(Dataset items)
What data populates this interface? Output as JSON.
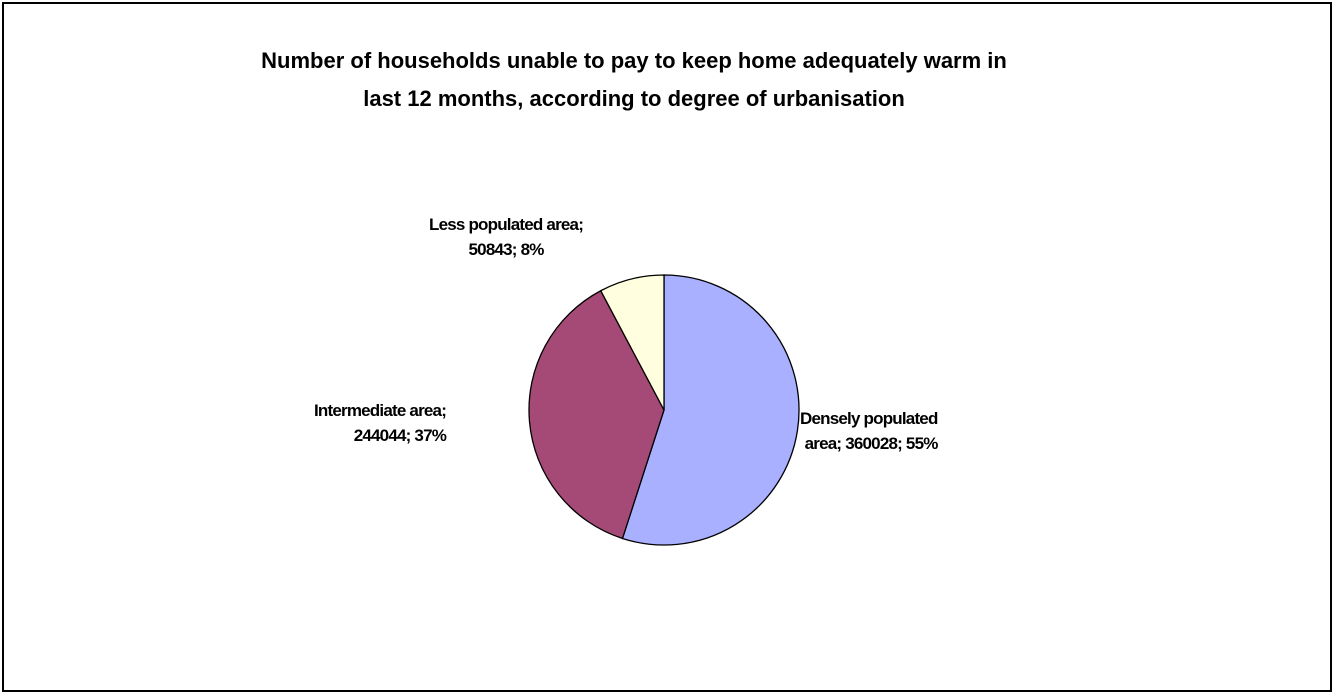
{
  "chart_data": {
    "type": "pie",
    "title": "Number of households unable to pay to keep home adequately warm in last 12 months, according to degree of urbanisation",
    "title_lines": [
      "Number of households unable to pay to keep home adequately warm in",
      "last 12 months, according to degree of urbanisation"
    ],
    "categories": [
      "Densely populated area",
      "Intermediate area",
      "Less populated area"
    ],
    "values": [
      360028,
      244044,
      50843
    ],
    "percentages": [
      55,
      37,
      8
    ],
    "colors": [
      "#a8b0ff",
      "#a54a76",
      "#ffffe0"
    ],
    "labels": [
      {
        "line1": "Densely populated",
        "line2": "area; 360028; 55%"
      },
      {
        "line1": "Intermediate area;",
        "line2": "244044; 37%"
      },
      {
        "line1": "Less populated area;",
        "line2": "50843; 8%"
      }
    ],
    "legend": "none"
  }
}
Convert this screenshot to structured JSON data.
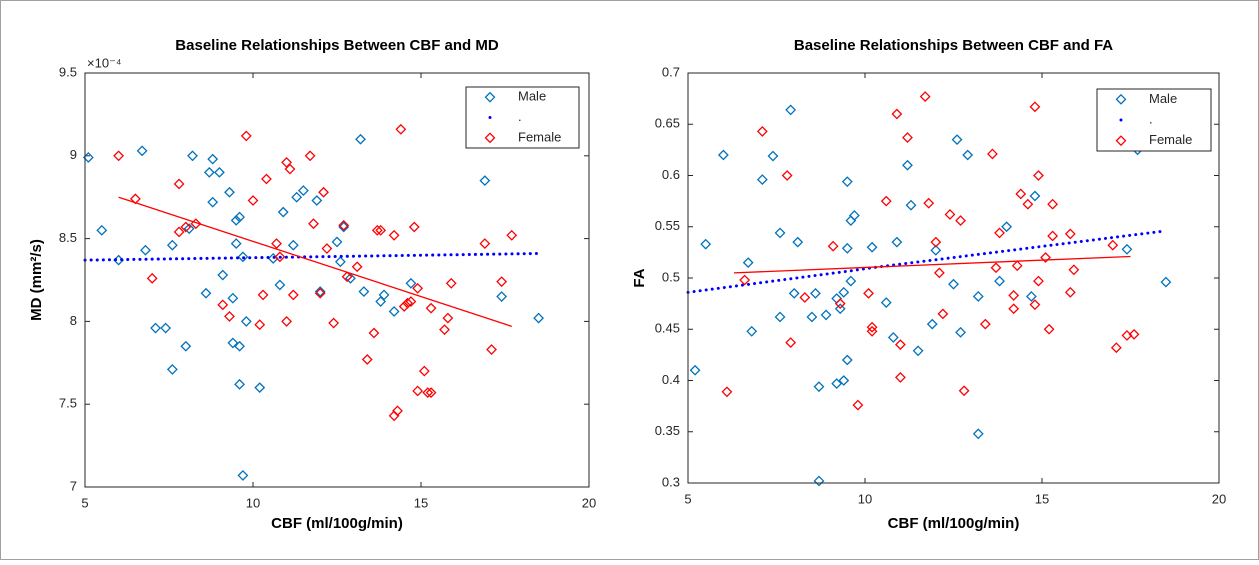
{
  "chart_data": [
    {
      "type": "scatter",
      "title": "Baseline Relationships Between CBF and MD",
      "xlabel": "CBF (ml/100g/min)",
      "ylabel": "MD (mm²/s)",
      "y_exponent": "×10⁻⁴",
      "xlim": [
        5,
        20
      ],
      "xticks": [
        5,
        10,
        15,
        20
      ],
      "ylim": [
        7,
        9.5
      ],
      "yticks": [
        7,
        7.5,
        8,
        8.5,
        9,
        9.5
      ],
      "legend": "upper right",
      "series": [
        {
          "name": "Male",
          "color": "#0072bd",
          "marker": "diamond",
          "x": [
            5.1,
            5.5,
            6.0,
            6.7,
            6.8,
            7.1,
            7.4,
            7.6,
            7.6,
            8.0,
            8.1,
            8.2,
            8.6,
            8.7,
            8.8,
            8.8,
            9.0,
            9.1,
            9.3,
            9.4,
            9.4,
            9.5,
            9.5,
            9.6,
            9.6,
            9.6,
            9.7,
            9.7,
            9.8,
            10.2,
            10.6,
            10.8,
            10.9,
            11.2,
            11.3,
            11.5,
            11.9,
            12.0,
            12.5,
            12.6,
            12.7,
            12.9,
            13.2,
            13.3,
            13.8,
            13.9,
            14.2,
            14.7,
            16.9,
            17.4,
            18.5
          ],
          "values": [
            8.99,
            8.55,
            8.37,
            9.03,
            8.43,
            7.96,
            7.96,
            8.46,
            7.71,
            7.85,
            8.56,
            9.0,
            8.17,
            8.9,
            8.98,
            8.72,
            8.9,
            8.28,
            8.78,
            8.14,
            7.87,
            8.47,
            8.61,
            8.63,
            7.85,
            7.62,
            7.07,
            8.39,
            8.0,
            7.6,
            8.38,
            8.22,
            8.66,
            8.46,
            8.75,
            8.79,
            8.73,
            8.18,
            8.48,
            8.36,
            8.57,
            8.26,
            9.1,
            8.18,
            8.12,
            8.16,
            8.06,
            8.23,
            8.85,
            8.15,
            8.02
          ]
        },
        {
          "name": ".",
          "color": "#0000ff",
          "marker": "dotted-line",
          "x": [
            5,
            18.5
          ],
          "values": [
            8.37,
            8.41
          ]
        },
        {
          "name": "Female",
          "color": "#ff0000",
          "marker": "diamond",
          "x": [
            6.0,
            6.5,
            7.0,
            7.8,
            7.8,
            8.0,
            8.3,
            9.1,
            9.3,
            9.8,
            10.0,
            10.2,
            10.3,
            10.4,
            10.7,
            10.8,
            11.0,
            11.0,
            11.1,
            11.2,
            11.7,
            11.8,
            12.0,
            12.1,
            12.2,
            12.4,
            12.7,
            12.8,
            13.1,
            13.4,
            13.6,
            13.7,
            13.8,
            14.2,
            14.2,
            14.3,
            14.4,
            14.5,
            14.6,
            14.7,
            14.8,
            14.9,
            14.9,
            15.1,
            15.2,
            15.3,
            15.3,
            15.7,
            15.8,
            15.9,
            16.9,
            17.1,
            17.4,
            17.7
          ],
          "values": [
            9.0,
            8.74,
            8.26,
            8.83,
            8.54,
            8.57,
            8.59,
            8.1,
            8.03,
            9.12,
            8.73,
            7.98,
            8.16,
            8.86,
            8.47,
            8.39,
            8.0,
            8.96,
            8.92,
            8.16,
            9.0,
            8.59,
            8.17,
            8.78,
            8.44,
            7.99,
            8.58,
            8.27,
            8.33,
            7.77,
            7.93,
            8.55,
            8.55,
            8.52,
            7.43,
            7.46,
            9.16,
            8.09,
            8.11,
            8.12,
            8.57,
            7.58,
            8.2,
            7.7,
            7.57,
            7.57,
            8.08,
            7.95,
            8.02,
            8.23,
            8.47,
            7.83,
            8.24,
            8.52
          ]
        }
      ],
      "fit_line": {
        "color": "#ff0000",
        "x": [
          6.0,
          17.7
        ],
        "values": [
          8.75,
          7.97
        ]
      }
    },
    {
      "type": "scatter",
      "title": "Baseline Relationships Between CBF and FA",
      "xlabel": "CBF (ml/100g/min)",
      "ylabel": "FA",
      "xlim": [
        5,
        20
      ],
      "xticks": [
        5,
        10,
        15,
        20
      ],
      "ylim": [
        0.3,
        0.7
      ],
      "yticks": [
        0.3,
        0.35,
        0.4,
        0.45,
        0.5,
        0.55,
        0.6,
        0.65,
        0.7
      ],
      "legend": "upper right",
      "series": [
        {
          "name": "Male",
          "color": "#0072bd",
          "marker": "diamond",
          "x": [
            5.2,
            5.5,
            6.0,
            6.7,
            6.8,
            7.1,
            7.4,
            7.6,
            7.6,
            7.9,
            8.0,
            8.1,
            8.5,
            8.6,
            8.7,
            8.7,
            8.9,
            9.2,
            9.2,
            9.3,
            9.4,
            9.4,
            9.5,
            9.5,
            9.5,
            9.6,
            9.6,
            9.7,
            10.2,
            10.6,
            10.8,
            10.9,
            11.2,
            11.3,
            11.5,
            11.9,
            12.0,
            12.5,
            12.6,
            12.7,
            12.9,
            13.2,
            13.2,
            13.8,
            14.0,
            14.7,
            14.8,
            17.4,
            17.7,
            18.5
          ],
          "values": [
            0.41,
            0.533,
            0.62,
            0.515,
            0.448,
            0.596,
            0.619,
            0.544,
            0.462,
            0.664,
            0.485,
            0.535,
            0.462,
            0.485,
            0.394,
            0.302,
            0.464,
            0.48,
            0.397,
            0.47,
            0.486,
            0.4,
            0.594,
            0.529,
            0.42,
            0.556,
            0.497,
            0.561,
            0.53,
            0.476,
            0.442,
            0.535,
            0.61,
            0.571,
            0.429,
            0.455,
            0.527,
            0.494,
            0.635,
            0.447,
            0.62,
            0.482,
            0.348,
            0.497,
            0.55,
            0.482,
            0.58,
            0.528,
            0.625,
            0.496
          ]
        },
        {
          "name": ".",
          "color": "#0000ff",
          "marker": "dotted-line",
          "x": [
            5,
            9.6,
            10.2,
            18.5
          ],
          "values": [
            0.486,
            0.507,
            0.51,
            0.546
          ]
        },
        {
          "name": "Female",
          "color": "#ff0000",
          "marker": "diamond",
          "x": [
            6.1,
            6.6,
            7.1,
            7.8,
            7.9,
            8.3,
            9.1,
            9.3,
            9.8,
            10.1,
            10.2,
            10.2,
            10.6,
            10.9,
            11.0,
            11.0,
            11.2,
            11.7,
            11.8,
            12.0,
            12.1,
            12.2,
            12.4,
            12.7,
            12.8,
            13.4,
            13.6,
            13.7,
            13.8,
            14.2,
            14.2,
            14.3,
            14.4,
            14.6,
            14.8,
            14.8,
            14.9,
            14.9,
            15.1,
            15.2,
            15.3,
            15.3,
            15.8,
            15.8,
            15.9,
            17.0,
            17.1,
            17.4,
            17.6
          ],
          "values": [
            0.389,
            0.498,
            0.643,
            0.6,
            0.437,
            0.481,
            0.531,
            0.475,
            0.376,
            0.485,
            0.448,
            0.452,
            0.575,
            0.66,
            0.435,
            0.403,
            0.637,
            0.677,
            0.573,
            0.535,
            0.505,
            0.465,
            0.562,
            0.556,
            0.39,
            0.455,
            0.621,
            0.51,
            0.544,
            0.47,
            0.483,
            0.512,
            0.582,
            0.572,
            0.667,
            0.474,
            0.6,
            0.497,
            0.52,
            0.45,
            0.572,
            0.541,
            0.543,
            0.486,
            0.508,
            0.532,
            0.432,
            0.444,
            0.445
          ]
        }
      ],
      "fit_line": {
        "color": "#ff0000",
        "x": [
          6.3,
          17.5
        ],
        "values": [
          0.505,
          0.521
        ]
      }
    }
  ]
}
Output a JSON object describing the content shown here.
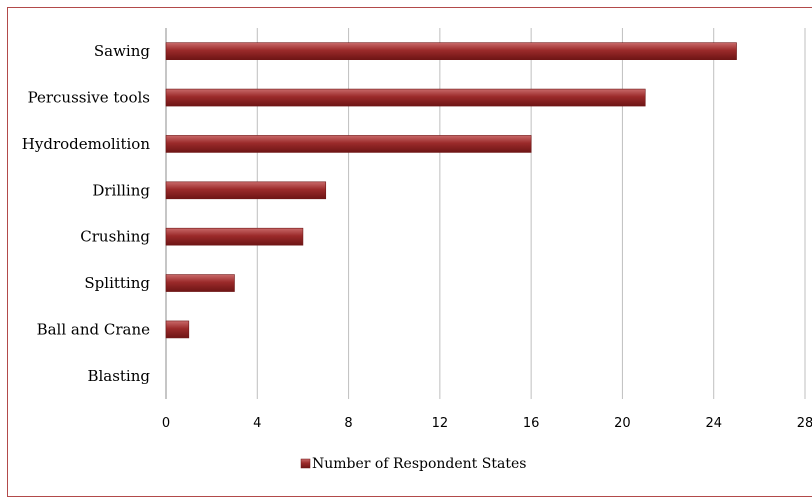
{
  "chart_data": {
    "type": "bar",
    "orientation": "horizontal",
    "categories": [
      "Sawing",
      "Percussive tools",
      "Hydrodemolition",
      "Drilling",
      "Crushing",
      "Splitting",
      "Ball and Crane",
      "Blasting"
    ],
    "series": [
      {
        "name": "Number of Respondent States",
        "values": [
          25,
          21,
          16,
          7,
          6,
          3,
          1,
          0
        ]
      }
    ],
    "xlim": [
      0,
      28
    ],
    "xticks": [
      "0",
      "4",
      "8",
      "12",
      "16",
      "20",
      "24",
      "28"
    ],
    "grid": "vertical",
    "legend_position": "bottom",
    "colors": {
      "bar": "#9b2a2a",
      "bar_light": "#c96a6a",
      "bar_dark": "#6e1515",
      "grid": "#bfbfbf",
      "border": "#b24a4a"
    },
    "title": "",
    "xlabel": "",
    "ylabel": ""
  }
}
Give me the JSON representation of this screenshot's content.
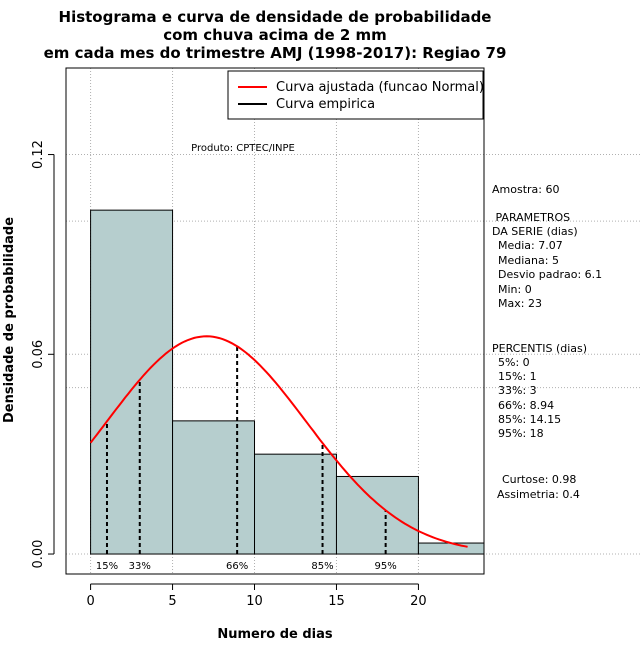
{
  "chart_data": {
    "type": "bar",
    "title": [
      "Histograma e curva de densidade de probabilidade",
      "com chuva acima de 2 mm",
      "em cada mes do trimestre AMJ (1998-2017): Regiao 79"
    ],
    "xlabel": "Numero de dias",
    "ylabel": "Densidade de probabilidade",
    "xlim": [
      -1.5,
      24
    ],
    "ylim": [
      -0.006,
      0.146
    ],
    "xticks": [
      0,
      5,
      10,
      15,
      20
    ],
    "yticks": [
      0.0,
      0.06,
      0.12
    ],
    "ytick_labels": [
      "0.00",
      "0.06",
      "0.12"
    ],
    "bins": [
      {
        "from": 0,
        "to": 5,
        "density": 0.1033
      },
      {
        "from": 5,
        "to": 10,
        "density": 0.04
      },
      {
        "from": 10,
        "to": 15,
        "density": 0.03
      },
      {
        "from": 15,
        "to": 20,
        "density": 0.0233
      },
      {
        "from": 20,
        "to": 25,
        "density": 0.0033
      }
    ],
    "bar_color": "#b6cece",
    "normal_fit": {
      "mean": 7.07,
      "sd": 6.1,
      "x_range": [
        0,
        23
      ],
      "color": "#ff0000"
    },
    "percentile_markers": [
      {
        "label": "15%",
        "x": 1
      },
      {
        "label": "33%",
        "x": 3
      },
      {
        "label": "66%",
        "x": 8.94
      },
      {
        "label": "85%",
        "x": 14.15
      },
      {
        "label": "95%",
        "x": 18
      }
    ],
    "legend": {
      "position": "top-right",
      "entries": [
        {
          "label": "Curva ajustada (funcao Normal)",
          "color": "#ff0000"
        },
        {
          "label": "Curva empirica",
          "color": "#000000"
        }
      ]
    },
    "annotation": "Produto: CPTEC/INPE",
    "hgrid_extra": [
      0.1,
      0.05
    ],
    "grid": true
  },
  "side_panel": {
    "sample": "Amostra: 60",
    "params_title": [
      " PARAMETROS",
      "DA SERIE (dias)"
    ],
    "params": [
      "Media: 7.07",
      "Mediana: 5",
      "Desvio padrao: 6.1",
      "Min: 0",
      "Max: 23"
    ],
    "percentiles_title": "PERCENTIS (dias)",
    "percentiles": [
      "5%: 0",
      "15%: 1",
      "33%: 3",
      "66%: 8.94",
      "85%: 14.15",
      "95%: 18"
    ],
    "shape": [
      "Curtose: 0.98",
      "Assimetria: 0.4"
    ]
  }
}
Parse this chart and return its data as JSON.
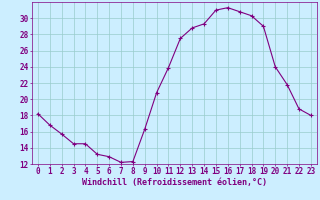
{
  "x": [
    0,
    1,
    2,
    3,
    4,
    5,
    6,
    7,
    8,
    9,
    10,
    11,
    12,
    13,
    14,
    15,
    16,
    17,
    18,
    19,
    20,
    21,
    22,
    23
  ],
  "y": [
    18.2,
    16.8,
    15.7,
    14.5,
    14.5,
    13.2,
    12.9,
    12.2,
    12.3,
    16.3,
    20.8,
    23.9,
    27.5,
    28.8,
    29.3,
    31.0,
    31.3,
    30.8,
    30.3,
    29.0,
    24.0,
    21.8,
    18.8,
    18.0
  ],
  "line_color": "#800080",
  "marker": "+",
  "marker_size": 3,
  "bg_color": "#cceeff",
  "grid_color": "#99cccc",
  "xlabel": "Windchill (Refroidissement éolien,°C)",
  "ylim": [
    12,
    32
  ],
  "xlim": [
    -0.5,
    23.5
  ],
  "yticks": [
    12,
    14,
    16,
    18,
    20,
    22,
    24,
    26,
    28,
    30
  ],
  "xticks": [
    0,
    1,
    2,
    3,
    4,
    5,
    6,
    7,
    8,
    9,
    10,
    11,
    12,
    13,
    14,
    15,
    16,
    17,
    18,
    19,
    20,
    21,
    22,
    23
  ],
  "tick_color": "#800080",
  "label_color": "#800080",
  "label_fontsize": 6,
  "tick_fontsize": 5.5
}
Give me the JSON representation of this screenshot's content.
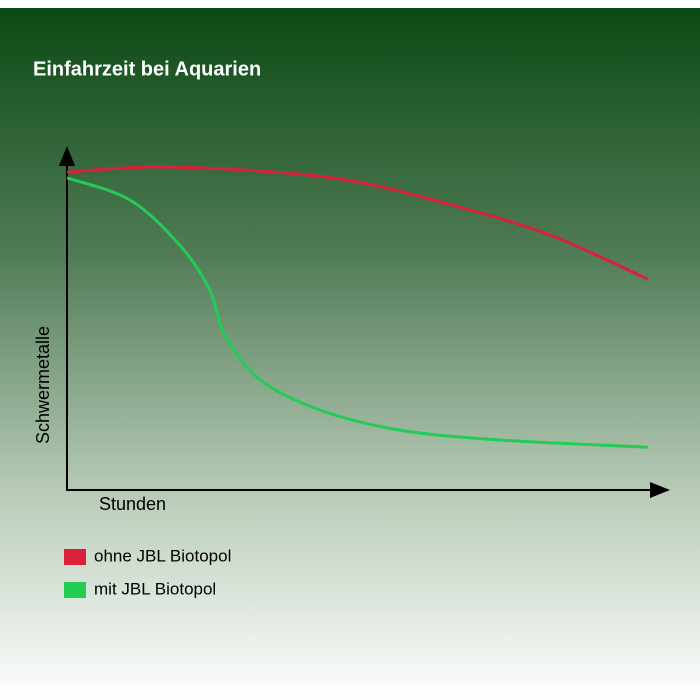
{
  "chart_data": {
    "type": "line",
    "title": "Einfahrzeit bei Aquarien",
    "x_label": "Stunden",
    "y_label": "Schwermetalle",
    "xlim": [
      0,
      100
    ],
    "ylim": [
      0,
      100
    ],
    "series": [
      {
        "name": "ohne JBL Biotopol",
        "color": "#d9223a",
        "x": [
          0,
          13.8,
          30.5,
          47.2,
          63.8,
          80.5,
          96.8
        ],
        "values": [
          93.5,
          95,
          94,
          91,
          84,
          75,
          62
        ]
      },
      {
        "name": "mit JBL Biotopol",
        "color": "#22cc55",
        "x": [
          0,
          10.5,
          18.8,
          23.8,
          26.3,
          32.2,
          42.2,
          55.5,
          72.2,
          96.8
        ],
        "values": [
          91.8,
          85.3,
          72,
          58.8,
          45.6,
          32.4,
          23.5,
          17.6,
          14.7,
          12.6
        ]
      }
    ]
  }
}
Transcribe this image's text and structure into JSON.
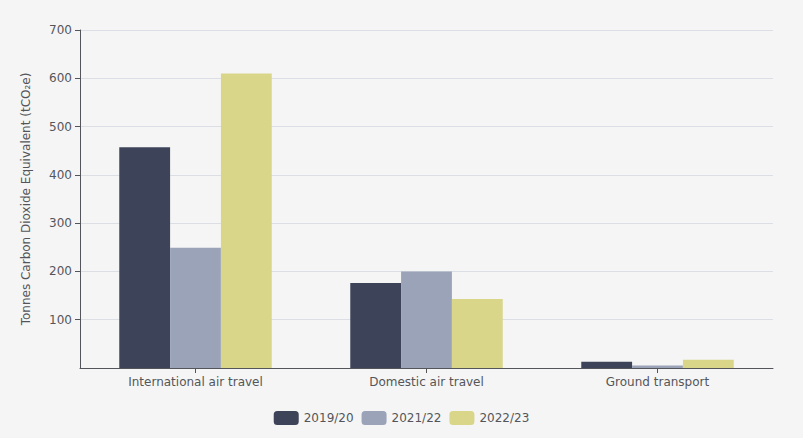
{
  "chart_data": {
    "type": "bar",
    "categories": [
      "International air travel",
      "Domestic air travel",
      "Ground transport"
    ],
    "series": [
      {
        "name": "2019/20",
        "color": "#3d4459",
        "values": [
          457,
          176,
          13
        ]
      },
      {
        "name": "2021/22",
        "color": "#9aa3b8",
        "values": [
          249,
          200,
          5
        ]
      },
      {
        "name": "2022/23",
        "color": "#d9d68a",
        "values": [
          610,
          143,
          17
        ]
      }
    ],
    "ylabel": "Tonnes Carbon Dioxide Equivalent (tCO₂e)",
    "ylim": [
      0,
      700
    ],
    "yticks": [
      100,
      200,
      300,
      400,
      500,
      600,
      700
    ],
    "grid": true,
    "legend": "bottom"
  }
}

▸ Written instruction: Show every line from the listing above in which the string "this" appears.

▸ Reply to the exercise:
What data populates this interface? Output as JSON.
Convert this screenshot to structured JSON data.
Give me the JSON representation of this screenshot's content.
Parse this chart and return its data as JSON.
Give me the JSON representation of this screenshot's content.
Transcribe this image's text and structure into JSON.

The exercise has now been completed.